↓

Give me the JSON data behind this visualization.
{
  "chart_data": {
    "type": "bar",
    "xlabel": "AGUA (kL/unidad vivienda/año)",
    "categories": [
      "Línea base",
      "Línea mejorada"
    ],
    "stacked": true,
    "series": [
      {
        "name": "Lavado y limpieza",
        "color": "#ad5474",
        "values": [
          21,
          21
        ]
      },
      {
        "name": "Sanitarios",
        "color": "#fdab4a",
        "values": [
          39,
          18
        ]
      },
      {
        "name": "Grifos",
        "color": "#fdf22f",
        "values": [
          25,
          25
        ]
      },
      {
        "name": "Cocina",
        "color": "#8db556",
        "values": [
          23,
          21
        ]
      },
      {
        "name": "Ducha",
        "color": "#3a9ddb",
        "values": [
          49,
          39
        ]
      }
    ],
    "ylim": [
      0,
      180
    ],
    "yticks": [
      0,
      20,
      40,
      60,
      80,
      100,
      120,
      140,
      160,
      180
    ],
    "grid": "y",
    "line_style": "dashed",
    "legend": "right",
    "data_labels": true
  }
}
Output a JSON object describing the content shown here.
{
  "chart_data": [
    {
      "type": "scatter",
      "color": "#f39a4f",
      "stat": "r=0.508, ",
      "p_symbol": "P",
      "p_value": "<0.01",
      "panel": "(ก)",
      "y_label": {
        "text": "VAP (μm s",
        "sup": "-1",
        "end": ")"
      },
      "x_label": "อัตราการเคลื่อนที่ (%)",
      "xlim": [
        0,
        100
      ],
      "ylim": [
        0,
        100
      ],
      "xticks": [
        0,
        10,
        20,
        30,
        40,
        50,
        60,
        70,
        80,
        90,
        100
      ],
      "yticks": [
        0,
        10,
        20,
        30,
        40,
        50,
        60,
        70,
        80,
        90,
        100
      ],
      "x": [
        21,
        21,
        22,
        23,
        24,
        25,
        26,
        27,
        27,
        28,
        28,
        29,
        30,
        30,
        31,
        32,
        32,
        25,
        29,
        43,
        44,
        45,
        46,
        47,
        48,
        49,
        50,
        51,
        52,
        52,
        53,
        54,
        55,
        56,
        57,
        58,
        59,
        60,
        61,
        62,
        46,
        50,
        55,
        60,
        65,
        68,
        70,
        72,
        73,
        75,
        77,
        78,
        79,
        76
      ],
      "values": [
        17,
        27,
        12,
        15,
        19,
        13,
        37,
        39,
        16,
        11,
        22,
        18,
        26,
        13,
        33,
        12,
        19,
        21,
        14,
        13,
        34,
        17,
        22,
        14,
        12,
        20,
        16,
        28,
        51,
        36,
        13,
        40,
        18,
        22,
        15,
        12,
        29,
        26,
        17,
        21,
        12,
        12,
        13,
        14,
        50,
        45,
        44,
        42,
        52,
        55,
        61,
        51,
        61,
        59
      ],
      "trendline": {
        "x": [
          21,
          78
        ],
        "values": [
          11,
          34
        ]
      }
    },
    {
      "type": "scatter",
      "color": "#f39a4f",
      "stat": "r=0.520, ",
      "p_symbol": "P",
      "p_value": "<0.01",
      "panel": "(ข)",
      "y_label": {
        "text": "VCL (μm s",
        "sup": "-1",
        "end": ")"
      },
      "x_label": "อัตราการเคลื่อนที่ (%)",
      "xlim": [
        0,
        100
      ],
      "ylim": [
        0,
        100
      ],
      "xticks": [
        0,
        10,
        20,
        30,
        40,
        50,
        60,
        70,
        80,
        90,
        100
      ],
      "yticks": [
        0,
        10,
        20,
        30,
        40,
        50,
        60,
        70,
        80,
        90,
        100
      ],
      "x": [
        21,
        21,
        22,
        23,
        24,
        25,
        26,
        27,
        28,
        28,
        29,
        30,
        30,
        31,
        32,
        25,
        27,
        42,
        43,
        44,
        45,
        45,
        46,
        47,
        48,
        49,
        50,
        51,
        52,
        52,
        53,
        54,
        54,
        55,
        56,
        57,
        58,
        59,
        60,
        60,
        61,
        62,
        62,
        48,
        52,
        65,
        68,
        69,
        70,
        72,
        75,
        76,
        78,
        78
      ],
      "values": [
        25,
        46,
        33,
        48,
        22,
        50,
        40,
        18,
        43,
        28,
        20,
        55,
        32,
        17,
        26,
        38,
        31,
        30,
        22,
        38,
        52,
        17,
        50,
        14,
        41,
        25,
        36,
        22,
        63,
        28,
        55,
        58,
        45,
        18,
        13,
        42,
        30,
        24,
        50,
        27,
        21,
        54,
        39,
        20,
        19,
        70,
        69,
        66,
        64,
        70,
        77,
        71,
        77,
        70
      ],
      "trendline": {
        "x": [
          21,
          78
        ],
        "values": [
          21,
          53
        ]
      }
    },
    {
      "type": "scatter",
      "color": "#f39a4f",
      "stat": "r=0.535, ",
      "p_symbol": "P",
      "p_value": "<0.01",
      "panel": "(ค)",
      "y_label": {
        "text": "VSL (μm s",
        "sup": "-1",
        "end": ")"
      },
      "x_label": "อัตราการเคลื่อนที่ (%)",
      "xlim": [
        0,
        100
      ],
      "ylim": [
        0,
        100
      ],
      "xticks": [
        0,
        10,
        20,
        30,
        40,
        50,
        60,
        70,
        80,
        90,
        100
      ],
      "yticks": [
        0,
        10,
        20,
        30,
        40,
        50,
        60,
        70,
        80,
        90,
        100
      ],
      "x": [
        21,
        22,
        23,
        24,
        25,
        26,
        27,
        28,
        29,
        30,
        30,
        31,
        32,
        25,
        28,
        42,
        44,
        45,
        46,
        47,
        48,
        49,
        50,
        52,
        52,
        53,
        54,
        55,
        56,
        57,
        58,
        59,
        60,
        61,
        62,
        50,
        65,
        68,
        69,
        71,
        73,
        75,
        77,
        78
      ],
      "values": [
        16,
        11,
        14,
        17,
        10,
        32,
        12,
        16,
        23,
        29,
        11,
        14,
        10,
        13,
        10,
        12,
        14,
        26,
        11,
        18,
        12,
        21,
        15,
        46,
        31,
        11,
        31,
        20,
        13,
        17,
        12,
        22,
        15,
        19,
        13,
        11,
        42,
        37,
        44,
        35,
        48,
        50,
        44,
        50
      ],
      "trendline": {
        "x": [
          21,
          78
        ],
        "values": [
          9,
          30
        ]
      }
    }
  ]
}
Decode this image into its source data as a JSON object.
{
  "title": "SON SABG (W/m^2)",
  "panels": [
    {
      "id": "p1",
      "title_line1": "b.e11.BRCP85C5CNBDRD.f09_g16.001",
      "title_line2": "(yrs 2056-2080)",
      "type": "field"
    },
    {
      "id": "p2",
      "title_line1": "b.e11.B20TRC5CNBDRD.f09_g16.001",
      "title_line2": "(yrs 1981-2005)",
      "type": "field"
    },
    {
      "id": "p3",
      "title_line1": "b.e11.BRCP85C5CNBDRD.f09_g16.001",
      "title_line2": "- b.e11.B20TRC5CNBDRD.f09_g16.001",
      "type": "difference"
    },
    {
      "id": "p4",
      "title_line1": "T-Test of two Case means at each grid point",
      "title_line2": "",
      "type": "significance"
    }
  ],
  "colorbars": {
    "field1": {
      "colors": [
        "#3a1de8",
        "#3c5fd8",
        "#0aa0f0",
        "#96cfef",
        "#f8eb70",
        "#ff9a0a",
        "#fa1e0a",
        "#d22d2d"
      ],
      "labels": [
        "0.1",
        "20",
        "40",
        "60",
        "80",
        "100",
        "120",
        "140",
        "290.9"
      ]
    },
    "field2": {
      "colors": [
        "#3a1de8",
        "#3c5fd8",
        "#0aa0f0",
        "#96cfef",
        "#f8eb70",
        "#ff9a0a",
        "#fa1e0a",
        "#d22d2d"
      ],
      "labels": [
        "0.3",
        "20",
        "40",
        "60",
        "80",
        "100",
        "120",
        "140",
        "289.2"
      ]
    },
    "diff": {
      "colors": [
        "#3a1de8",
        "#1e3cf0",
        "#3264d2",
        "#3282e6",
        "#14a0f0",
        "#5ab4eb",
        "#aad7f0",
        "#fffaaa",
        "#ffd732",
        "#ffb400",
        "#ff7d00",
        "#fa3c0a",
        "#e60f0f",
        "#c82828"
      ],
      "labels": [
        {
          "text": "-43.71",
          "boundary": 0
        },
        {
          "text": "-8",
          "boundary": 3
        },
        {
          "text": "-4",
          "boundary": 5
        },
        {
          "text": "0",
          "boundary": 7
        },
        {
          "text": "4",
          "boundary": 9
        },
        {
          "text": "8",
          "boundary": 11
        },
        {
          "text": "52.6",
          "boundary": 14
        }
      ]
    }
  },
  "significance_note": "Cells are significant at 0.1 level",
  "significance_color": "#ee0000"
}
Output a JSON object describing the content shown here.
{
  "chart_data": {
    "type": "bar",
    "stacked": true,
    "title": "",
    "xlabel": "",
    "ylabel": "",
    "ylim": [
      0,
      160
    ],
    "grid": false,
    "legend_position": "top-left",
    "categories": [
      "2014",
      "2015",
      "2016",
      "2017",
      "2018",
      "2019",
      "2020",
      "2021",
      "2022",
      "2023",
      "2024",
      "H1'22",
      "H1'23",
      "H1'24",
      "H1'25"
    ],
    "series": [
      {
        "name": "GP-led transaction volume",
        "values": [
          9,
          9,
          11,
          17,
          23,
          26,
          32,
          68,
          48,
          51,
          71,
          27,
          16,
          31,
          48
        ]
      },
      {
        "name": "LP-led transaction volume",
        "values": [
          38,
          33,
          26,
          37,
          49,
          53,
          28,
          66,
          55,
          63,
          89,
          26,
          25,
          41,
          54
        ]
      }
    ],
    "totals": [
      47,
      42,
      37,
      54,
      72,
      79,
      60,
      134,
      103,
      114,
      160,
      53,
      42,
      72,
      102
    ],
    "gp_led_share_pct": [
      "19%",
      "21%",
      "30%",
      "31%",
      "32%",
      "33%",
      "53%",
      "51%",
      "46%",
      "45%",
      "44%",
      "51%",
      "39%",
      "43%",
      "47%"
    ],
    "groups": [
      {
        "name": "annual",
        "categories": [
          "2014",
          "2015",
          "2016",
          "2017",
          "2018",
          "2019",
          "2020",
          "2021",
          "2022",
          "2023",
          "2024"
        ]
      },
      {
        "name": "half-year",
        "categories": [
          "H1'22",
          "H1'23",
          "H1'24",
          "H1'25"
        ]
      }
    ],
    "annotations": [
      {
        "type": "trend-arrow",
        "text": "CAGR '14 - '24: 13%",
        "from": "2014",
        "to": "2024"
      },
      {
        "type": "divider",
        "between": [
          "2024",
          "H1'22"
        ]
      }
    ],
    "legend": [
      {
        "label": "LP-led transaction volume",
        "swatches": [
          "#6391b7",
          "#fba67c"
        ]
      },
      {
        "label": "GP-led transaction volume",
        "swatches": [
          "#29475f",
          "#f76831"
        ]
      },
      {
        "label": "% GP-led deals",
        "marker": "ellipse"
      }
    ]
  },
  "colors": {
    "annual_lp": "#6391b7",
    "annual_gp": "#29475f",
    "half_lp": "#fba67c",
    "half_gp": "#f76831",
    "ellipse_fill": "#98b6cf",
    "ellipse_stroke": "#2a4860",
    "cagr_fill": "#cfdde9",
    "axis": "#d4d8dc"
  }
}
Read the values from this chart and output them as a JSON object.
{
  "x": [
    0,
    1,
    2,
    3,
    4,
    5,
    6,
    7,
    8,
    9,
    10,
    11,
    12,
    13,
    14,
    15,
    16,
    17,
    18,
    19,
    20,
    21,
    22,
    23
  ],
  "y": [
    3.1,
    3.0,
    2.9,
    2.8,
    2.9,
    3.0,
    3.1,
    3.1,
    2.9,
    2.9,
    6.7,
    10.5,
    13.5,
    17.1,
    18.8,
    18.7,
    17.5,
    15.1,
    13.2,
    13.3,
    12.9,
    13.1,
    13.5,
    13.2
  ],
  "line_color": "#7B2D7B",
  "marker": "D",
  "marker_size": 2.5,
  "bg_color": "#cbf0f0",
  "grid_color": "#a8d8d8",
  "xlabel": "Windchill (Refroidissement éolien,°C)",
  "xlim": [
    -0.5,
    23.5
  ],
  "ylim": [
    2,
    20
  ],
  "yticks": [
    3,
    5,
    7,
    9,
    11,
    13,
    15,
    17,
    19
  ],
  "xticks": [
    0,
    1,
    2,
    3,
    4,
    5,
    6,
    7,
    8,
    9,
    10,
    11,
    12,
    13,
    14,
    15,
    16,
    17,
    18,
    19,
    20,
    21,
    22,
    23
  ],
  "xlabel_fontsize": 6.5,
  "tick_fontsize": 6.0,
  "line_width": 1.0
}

↑

## Exercise
Reproduce, exactly and with nothing added, the lines from the one that includes "Read the values" through the last line of the material.

## Reply
Read the values from this chart and output them as a JSON object.
{
  "x": [
    0,
    1,
    2,
    3,
    4,
    5,
    6,
    7,
    8,
    9,
    10,
    11,
    12,
    13,
    14,
    15,
    16,
    17,
    18,
    19,
    20,
    21,
    22,
    23
  ],
  "y": [
    3.1,
    3.0,
    2.9,
    2.8,
    2.9,
    3.0,
    3.1,
    3.1,
    2.9,
    2.9,
    6.7,
    10.5,
    13.5,
    17.1,
    18.8,
    18.7,
    17.5,
    15.1,
    13.2,
    13.3,
    12.9,
    13.1,
    13.5,
    13.2
  ],
  "line_color": "#7B2D7B",
  "marker": "D",
  "marker_size": 2.5,
  "bg_color": "#cbf0f0",
  "grid_color": "#a8d8d8",
  "xlabel": "Windchill (Refroidissement éolien,°C)",
  "xlim": [
    -0.5,
    23.5
  ],
  "ylim": [
    2,
    20
  ],
  "yticks": [
    3,
    5,
    7,
    9,
    11,
    13,
    15,
    17,
    19
  ],
  "xticks": [
    0,
    1,
    2,
    3,
    4,
    5,
    6,
    7,
    8,
    9,
    10,
    11,
    12,
    13,
    14,
    15,
    16,
    17,
    18,
    19,
    20,
    21,
    22,
    23
  ],
  "xlabel_fontsize": 6.5,
  "tick_fontsize": 6.0,
  "line_width": 1.0
}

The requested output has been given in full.